===== ITEMS =====

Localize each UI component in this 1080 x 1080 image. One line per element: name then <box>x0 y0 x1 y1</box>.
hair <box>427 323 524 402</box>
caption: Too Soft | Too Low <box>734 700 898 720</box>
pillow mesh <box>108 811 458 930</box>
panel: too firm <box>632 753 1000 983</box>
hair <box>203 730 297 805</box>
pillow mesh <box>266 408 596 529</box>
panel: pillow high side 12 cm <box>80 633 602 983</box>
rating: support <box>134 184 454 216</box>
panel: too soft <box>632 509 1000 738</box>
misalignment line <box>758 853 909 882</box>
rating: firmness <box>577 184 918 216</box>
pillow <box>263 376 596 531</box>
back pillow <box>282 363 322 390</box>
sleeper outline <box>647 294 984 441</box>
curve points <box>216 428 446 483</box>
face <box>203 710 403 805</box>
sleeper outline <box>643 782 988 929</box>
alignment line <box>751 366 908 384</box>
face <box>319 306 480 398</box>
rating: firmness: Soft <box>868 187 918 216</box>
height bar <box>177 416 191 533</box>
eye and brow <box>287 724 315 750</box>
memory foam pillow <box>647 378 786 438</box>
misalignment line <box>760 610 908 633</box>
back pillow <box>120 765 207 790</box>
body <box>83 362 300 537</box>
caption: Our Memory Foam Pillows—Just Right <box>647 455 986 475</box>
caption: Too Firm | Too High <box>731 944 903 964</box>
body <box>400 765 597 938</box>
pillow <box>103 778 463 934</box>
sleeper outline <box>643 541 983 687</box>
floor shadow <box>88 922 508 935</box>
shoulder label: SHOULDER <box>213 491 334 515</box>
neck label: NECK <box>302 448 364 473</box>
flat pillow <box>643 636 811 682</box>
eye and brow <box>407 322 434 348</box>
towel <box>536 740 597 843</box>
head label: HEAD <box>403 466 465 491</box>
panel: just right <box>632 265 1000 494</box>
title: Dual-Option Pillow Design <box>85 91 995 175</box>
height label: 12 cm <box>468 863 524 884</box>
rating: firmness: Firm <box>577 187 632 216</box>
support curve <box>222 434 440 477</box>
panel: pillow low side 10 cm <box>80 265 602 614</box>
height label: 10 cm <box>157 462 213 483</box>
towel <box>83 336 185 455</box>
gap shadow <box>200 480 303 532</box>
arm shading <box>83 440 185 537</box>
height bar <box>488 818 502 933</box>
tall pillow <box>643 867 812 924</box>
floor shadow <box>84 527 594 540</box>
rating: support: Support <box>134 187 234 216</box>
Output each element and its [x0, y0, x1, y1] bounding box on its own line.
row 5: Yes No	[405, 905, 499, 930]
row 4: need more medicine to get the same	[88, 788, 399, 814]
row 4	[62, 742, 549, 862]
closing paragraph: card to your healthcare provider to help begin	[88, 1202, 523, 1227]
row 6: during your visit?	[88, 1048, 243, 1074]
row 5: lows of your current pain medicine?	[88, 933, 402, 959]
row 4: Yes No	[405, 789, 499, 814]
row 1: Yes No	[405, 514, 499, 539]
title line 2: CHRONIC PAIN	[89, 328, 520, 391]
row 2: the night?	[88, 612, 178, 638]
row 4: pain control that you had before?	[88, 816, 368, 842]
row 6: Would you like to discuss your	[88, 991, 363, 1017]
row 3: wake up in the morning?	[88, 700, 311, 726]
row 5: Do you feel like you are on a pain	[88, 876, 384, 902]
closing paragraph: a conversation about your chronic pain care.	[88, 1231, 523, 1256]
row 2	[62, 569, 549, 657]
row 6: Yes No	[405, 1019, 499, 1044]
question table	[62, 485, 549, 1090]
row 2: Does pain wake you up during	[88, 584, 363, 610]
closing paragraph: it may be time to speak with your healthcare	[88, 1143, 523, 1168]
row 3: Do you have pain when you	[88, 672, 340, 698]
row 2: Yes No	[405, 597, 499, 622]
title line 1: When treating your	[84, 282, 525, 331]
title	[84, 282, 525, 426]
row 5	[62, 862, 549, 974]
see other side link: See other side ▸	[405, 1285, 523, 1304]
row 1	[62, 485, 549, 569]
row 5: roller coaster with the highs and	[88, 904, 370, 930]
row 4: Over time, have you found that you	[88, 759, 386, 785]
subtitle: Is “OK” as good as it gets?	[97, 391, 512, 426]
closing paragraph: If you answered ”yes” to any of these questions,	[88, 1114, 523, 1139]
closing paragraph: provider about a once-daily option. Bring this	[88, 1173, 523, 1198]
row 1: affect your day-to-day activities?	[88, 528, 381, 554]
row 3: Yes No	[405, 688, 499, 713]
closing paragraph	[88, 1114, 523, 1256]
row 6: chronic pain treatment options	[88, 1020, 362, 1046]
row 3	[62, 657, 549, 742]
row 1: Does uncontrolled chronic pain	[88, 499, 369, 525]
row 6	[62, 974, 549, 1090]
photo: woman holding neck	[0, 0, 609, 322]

=====

Rewrite the lines from the first one through the line containing "misalignment line <box>758 853 909 882</box>", changing "pillow mesh" to "pillow cover" and keeping everything else the same.

→ **ANSWER FOR THE TASK**
Localize each UI component in this 1080 x 1080 image. One line per element: name then <box>x0 y0 x1 y1</box>.
hair <box>427 323 524 402</box>
caption: Too Soft | Too Low <box>734 700 898 720</box>
pillow cover <box>108 811 458 930</box>
panel: too firm <box>632 753 1000 983</box>
hair <box>203 730 297 805</box>
pillow cover <box>266 408 596 529</box>
panel: pillow high side 12 cm <box>80 633 602 983</box>
rating: support <box>134 184 454 216</box>
panel: too soft <box>632 509 1000 738</box>
misalignment line <box>758 853 909 882</box>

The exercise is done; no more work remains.